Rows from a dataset
* start *
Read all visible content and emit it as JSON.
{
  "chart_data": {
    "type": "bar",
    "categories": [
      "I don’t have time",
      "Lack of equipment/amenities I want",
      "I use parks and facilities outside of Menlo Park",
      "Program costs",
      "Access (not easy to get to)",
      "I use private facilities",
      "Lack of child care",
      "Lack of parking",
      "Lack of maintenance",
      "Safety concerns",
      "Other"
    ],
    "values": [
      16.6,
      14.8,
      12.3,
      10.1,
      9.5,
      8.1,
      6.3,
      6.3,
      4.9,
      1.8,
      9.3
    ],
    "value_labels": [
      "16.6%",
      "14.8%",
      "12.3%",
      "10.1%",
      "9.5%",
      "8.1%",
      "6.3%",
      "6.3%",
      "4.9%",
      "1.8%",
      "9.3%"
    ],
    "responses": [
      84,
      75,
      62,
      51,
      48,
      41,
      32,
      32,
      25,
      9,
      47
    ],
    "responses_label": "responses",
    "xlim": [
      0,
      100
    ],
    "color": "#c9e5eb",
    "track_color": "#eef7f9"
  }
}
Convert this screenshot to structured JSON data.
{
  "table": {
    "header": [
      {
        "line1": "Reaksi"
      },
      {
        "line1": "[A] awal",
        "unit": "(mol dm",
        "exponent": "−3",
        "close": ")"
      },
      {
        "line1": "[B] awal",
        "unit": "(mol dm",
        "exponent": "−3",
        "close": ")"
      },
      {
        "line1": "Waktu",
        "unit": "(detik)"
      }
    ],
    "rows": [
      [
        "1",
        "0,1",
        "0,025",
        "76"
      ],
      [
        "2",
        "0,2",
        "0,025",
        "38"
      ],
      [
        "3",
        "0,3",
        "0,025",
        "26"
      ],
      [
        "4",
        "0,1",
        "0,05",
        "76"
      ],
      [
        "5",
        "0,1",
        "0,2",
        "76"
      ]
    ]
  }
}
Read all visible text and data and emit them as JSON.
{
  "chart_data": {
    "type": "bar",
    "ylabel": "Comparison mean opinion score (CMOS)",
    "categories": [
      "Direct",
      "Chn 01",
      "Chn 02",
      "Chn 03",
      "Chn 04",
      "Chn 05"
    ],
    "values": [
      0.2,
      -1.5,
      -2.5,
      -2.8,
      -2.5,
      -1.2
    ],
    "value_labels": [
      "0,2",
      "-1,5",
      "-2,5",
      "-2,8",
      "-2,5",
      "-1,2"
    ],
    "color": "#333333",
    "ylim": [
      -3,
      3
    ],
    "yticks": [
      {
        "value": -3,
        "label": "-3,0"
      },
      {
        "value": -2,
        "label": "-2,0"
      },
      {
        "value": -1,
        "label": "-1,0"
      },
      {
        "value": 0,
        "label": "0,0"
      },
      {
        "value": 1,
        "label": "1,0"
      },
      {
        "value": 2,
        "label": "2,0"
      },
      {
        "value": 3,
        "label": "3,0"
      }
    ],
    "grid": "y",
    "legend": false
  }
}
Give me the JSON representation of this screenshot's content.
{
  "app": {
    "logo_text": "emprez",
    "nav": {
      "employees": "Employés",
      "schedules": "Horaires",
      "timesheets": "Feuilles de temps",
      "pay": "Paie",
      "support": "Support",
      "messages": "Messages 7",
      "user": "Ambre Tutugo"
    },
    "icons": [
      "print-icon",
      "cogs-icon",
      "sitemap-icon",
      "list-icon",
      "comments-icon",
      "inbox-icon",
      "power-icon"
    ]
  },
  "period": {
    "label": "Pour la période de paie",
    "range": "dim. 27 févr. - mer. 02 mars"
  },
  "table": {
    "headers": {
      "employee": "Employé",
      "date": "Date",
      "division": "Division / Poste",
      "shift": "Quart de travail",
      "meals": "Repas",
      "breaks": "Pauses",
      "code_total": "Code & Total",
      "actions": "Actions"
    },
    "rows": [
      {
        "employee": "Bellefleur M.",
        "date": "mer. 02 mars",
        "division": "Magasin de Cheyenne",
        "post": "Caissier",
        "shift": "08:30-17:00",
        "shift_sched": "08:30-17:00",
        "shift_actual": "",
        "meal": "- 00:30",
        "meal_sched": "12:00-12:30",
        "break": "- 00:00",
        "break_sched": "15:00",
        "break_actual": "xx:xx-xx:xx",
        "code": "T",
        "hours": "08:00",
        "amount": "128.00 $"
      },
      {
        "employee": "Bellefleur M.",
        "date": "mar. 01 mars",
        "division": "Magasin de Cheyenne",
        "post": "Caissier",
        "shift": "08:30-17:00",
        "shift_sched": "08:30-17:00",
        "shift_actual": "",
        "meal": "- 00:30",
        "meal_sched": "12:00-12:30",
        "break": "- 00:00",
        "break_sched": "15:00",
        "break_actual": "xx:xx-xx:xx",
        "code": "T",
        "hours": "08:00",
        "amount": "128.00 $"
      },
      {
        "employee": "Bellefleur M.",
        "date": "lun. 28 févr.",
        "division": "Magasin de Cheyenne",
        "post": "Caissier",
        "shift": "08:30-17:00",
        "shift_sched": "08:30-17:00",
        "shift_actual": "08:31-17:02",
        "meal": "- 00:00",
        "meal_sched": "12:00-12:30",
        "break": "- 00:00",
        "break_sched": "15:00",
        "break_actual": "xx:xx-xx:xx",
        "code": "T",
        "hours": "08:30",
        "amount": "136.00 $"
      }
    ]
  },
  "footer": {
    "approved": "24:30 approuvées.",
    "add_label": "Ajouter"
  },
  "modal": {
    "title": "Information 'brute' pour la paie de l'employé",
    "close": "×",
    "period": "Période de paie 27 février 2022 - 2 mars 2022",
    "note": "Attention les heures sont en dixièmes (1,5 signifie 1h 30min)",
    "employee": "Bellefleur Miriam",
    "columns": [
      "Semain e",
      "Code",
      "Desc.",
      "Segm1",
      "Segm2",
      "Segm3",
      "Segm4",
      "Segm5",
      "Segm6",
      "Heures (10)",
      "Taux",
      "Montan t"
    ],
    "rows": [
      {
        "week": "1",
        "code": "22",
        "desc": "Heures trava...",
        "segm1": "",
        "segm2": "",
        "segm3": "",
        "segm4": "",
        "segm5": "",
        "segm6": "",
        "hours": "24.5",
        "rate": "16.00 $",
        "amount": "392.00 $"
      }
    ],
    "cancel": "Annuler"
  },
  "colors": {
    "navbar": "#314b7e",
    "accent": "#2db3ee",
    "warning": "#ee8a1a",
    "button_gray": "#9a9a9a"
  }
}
* end *
# [Your goal]
From the entries above, copy every line where the word "Lack" shows up.

# [Response]
      "Lack of equipment/amenities I want",
      "Lack of child care",
      "Lack of parking",
      "Lack of maintenance",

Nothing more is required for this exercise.